| What to work on |
Copy out the data exactly, leaving the pictures behind.

[Data items]

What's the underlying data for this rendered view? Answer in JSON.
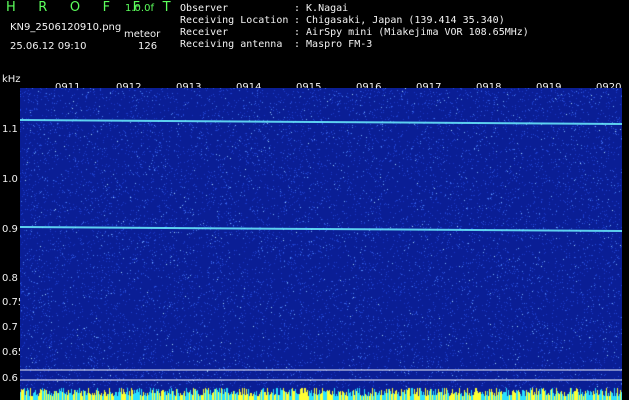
{
  "header": {
    "title": "H R O F F T",
    "version": "1.0.0f",
    "file_name": "KN9_2506120910.png",
    "mode": "meteor",
    "date_time": "25.06.12 09:10",
    "count": "126"
  },
  "info": [
    {
      "label": "Observer",
      "value": ": K.Nagai"
    },
    {
      "label": "Receiving Location",
      "value": ": Chigasaki, Japan (139.414 35.340)"
    },
    {
      "label": "Receiver",
      "value": ": AirSpy mini (Miakejima VOR 108.65MHz)"
    },
    {
      "label": "Receiving antenna",
      "value": ": Maspro FM-3"
    }
  ],
  "y_axis": {
    "unit": "kHz",
    "ticks": [
      "1.1",
      "1.0",
      "0.9",
      "0.8",
      "0.75",
      "0.7",
      "0.65",
      "0.6"
    ]
  },
  "x_axis": {
    "ticks": [
      "0911",
      "0912",
      "0913",
      "0914",
      "0915",
      "0916",
      "0917",
      "0918",
      "0919",
      "0920"
    ]
  },
  "colors": {
    "background": "#0a1e95",
    "signal": "#6df0ff",
    "baseline": "#ffff33",
    "header_green": "#5cff5c",
    "text_white": "#f2f2f2"
  }
}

| Reply to the task |
What's the underlying data for this rendered view? Answer in JSON.
{
  "header": {
    "title": "H R O F F T",
    "version": "1.0.0f",
    "file_name": "KN9_2506120910.png",
    "mode": "meteor",
    "date_time": "25.06.12 09:10",
    "count": "126"
  },
  "info": [
    {
      "label": "Observer",
      "value": ": K.Nagai"
    },
    {
      "label": "Receiving Location",
      "value": ": Chigasaki, Japan (139.414 35.340)"
    },
    {
      "label": "Receiver",
      "value": ": AirSpy mini (Miakejima VOR 108.65MHz)"
    },
    {
      "label": "Receiving antenna",
      "value": ": Maspro FM-3"
    }
  ],
  "y_axis": {
    "unit": "kHz",
    "ticks": [
      "1.1",
      "1.0",
      "0.9",
      "0.8",
      "0.75",
      "0.7",
      "0.65",
      "0.6"
    ]
  },
  "x_axis": {
    "ticks": [
      "0911",
      "0912",
      "0913",
      "0914",
      "0915",
      "0916",
      "0917",
      "0918",
      "0919",
      "0920"
    ]
  },
  "colors": {
    "background": "#0a1e95",
    "signal": "#6df0ff",
    "baseline": "#ffff33",
    "header_green": "#5cff5c",
    "text_white": "#f2f2f2"
  }
}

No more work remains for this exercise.